EXERCISE DESCRIPTION
Pick out all lines of the entries that include the word "sesión" and copy them.
[Start ENTRIES PROVIDED]
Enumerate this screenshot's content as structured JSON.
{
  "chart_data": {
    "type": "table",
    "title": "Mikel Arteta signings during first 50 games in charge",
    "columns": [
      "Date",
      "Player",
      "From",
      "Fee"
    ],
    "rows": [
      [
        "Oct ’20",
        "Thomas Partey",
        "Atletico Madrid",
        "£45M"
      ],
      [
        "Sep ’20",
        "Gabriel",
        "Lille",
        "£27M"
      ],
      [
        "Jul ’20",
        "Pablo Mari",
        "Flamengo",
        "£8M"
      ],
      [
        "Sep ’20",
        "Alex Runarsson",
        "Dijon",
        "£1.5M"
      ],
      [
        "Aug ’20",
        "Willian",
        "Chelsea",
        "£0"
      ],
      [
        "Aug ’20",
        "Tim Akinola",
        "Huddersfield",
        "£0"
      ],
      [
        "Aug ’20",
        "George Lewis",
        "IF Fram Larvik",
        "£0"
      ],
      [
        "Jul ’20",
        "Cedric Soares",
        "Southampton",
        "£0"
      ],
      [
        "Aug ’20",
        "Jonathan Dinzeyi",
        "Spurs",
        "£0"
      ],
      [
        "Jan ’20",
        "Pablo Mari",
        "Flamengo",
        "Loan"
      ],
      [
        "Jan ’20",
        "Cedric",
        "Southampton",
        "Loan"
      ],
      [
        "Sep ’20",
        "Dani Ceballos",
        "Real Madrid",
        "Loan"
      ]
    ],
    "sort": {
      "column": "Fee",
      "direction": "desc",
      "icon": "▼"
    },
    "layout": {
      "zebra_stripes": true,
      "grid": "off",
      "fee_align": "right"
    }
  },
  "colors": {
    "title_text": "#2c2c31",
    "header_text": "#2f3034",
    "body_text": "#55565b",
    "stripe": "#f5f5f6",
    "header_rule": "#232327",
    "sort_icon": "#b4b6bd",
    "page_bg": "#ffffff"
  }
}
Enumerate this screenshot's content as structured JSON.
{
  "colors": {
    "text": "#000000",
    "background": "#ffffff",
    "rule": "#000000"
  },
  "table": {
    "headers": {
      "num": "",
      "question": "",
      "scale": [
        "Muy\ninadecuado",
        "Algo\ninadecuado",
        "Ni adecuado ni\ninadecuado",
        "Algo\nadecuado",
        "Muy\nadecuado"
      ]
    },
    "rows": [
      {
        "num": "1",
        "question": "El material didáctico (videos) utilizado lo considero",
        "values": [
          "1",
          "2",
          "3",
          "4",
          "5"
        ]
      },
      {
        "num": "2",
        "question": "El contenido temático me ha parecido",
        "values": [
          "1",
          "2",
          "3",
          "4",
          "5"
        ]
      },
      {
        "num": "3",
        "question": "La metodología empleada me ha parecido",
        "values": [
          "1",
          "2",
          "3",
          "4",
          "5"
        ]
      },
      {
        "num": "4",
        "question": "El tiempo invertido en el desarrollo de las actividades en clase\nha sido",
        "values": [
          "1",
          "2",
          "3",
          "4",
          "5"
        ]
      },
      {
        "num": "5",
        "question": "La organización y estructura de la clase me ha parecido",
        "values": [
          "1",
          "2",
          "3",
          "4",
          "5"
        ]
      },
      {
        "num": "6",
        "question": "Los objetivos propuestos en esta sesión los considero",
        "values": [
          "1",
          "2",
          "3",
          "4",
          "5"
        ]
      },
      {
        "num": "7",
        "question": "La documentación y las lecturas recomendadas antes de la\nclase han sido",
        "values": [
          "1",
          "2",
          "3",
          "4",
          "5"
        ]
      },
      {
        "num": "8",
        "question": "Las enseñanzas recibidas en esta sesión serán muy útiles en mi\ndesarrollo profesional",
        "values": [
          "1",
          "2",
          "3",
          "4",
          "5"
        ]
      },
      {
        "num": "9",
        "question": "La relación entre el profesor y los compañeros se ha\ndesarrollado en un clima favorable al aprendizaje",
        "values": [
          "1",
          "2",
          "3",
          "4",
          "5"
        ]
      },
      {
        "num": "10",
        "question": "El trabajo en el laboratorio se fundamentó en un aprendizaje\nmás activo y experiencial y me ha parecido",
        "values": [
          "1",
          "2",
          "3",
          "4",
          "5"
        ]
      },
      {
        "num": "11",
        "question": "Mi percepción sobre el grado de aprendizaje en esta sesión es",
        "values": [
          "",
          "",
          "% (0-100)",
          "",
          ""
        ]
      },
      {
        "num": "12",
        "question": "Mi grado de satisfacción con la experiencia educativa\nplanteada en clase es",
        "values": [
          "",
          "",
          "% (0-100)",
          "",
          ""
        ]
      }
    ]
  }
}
[End ENTRIES PROVIDED]
RESPONSE TO THE TASK
        "question": "Los objetivos propuestos en esta sesión los considero",
        "question": "Las enseñanzas recibidas en esta sesión serán muy útiles en mi\ndesarrollo profesional",
        "question": "Mi percepción sobre el grado de aprendizaje en esta sesión es",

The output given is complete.